INPUT FOR THIS TASK:
-------------------------

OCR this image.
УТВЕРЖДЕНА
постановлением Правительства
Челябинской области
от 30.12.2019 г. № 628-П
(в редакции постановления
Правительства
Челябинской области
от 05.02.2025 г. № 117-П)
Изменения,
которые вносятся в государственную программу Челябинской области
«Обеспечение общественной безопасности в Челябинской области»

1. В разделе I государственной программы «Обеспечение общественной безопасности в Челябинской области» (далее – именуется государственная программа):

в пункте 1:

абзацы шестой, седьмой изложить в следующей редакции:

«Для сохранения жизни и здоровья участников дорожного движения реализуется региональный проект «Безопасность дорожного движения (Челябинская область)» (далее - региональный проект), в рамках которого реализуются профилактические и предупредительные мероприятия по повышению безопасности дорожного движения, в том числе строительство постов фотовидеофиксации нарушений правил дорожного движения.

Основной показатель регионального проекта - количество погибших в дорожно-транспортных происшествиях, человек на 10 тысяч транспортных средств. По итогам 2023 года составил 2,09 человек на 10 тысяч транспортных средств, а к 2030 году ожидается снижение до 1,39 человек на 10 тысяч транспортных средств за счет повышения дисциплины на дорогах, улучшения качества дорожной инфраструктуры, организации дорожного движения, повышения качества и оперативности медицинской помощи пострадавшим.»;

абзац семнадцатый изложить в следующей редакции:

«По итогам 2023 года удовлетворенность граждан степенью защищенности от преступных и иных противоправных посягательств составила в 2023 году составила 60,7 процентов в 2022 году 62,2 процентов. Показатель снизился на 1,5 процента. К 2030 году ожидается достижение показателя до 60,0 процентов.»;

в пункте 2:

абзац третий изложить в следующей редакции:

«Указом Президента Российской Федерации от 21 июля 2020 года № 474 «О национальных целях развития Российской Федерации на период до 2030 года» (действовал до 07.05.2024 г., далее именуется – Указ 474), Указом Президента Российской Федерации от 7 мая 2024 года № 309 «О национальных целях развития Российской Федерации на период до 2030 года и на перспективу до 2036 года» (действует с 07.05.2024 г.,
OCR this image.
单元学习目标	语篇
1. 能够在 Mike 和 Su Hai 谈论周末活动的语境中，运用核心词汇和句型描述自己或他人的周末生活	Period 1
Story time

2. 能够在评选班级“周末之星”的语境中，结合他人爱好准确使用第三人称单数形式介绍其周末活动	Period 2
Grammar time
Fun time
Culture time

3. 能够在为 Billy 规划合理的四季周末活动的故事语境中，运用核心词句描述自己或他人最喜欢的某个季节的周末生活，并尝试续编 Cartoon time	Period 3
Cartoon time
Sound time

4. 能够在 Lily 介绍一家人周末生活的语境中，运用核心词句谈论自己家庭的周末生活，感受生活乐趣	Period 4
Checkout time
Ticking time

-------------------------

Using the records above, pull out each line where the word "time" occurs.

Story time
Grammar time
Fun time
Culture time
3. 能够在为 Billy 规划合理的四季周末活动的故事语境中，运用核心词句描述自己或他人最喜欢的某个季节的周末生活，并尝试续编 Cartoon time	Period 3
Cartoon time
Sound time
Checkout time
Ticking time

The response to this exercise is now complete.